§ Your task: Find all lines in the records that include the word "Want", and copy them out.

* start Data provided *

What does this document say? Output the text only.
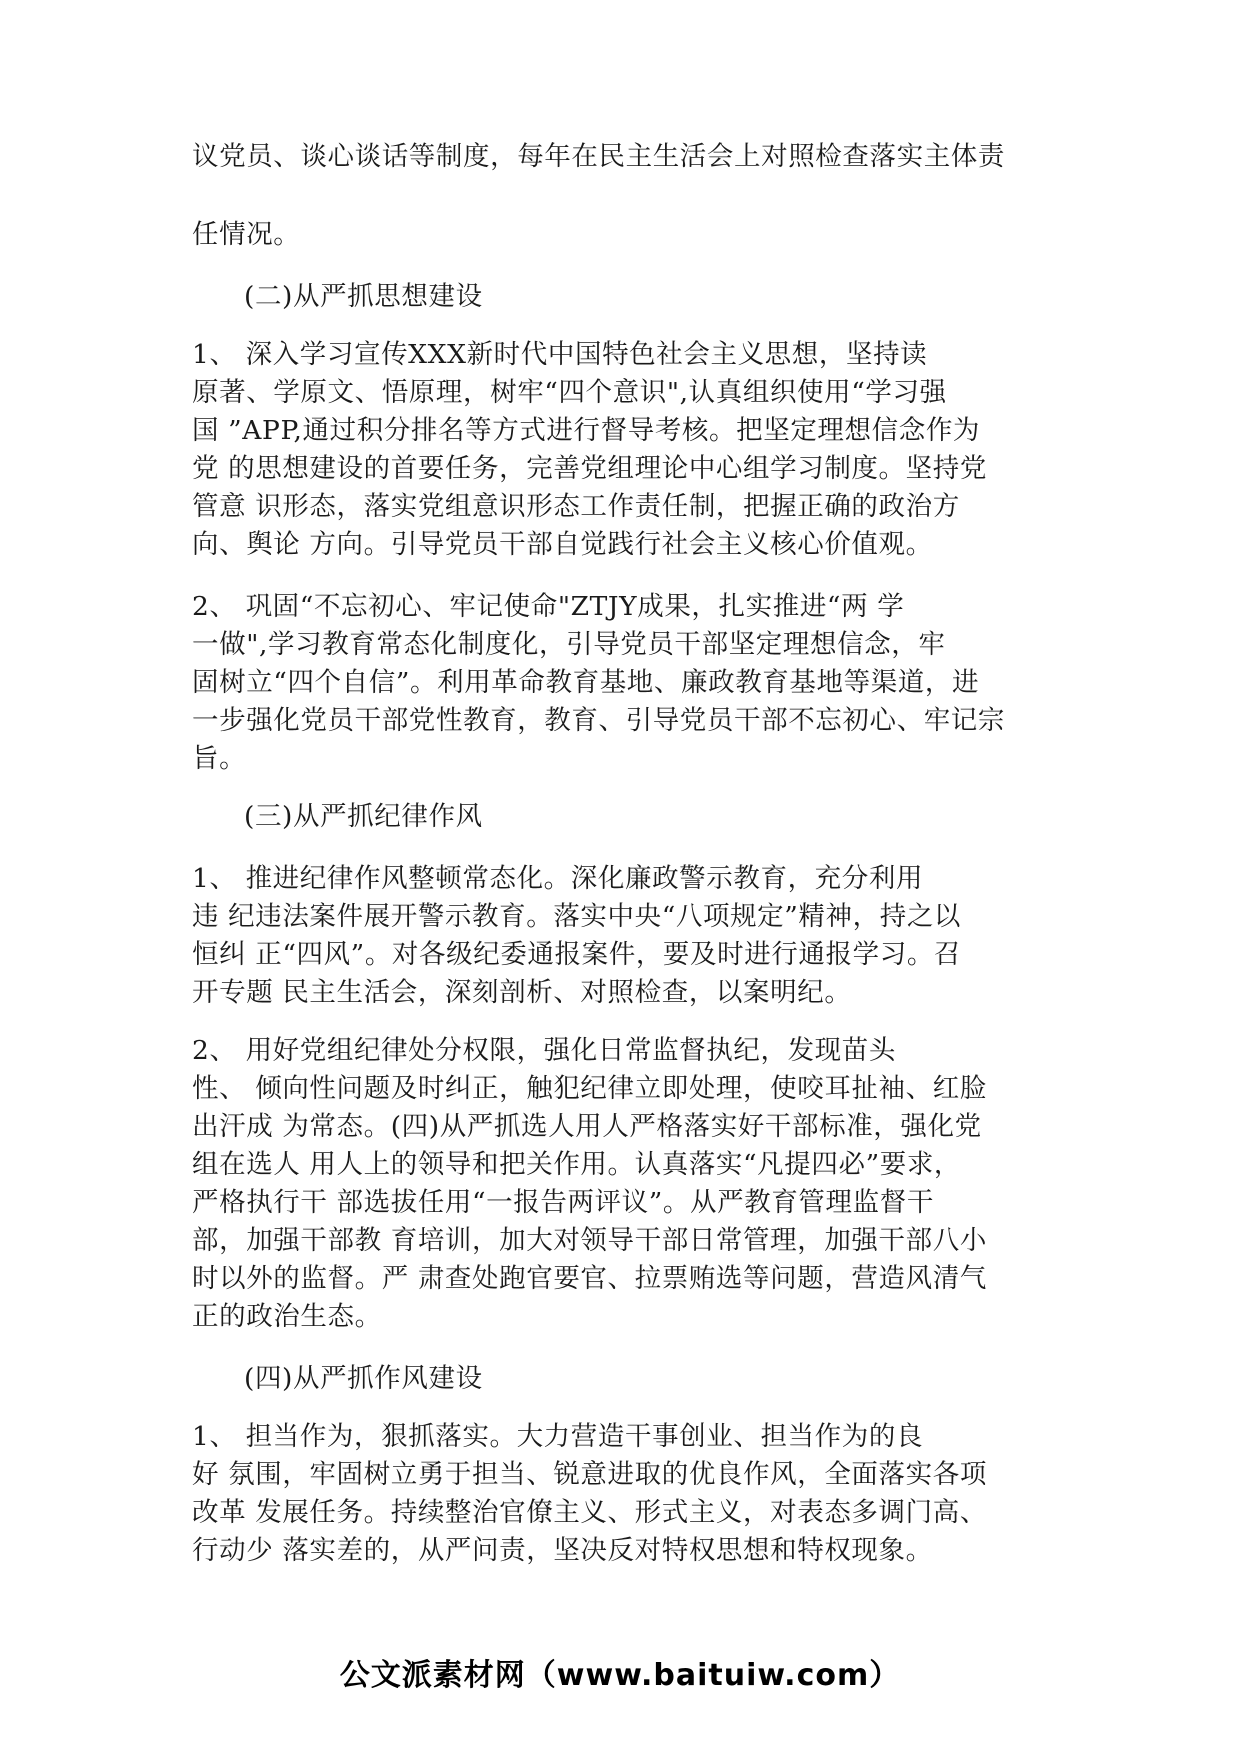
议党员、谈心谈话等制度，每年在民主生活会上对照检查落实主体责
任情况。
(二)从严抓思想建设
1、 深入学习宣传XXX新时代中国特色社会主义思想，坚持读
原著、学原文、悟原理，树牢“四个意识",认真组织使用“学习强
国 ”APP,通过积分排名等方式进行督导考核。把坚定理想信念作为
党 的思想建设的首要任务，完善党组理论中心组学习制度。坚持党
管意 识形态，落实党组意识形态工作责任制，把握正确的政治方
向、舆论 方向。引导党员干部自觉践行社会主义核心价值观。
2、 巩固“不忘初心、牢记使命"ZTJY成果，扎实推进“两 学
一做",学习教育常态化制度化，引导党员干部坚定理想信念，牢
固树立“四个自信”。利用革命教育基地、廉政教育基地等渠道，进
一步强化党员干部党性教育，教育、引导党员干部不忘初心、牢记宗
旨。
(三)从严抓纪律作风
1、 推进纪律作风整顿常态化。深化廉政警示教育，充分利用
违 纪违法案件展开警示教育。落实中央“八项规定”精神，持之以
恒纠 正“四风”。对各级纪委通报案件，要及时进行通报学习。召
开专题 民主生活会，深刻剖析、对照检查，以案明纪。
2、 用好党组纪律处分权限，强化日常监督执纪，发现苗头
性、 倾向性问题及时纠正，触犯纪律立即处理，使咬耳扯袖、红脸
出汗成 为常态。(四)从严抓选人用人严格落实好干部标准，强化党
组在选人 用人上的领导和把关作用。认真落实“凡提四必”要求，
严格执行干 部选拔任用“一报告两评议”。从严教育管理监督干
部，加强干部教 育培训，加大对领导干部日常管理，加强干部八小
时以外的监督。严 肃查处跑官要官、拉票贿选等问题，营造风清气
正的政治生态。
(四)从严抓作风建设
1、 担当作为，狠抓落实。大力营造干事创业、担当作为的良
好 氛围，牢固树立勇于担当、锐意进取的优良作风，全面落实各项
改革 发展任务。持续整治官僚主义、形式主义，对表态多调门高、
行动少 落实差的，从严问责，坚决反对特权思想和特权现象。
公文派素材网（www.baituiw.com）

* end Data provided *
* start Data provided *

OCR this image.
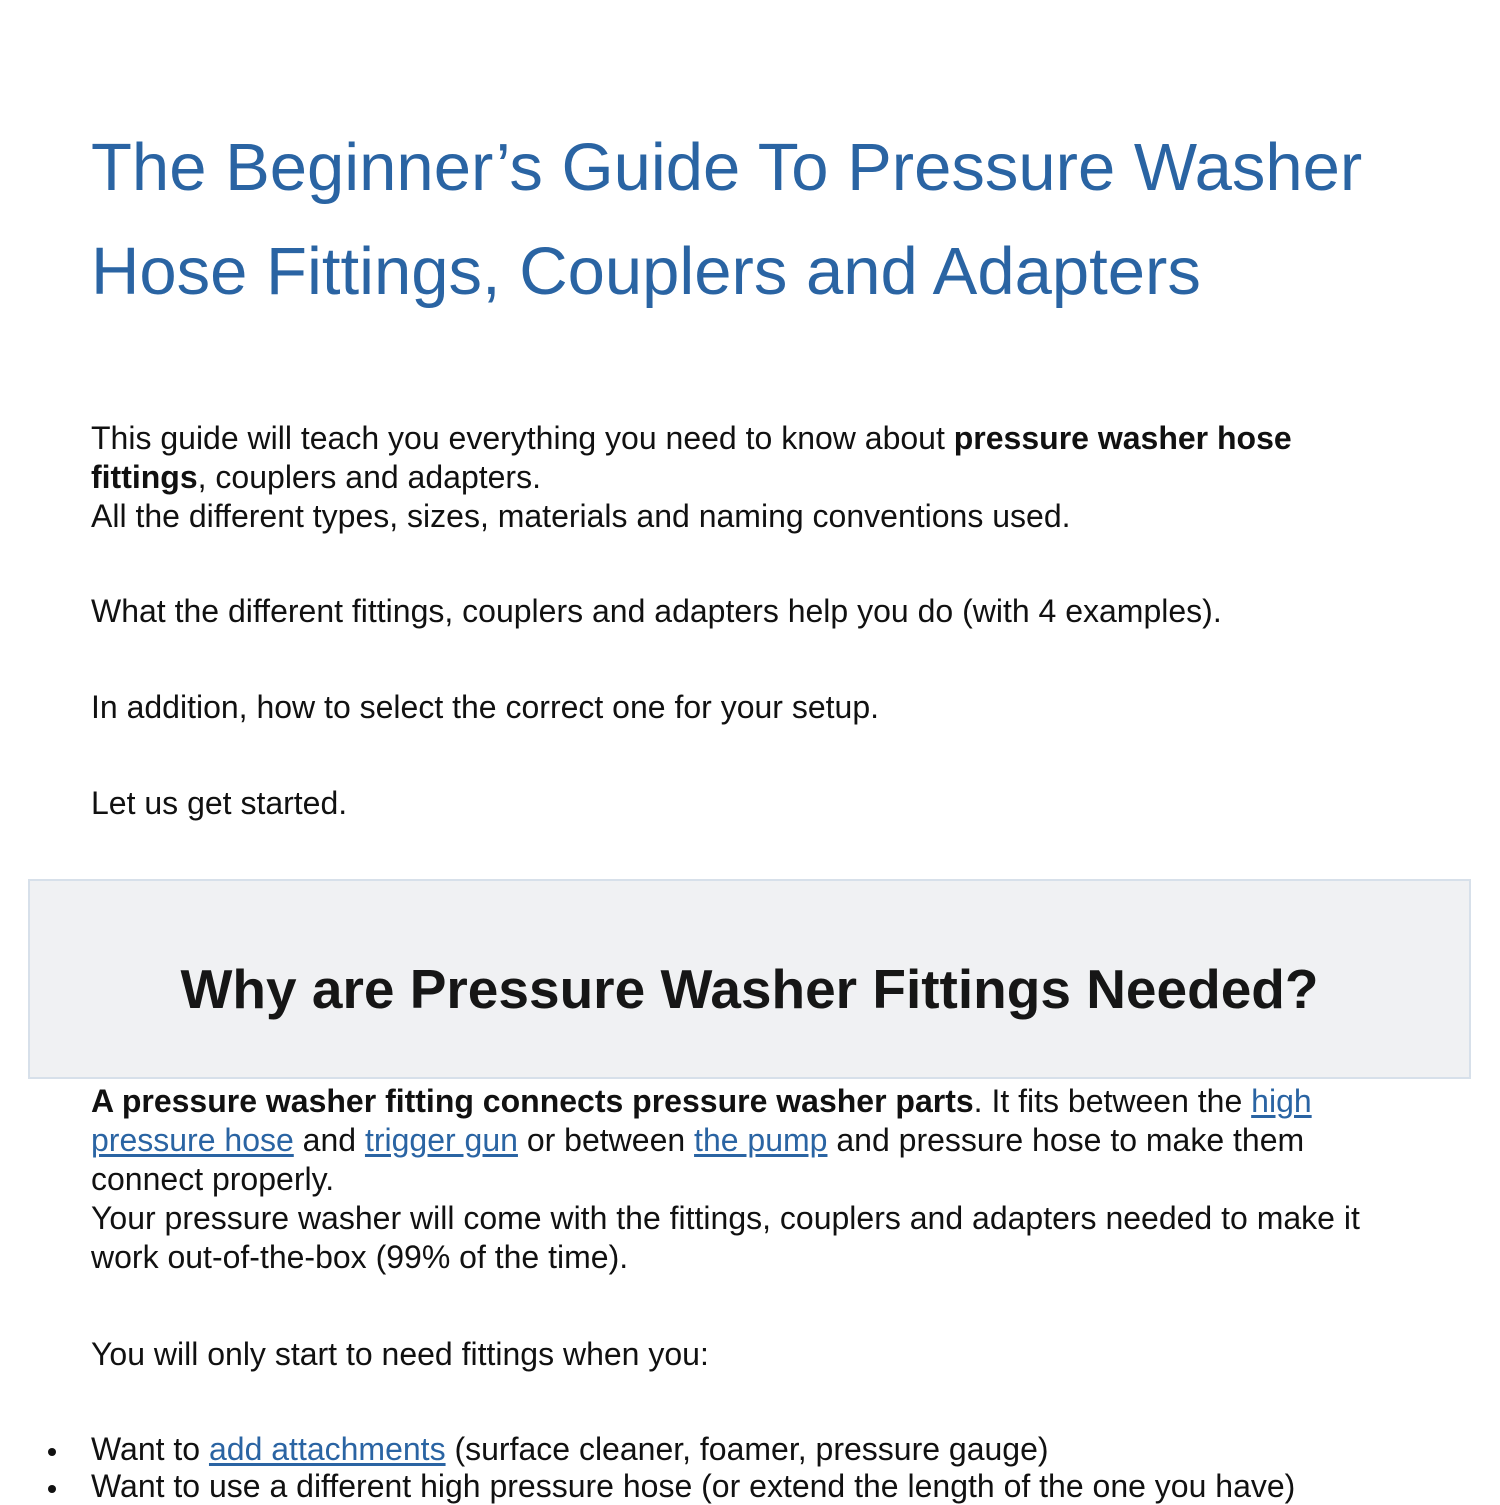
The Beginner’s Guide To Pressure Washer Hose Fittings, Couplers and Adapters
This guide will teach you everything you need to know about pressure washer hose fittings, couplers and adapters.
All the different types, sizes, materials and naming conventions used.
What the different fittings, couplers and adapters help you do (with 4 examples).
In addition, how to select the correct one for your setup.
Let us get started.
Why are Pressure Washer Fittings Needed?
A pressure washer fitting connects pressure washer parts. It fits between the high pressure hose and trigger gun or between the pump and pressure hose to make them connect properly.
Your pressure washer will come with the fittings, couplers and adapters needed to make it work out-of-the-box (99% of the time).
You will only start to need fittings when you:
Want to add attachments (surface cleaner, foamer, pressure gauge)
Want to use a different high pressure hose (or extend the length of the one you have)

* end Data provided *

§ Reply:
Want to add attachments (surface cleaner, foamer, pressure gauge)
Want to use a different high pressure hose (or extend the length of the one you have)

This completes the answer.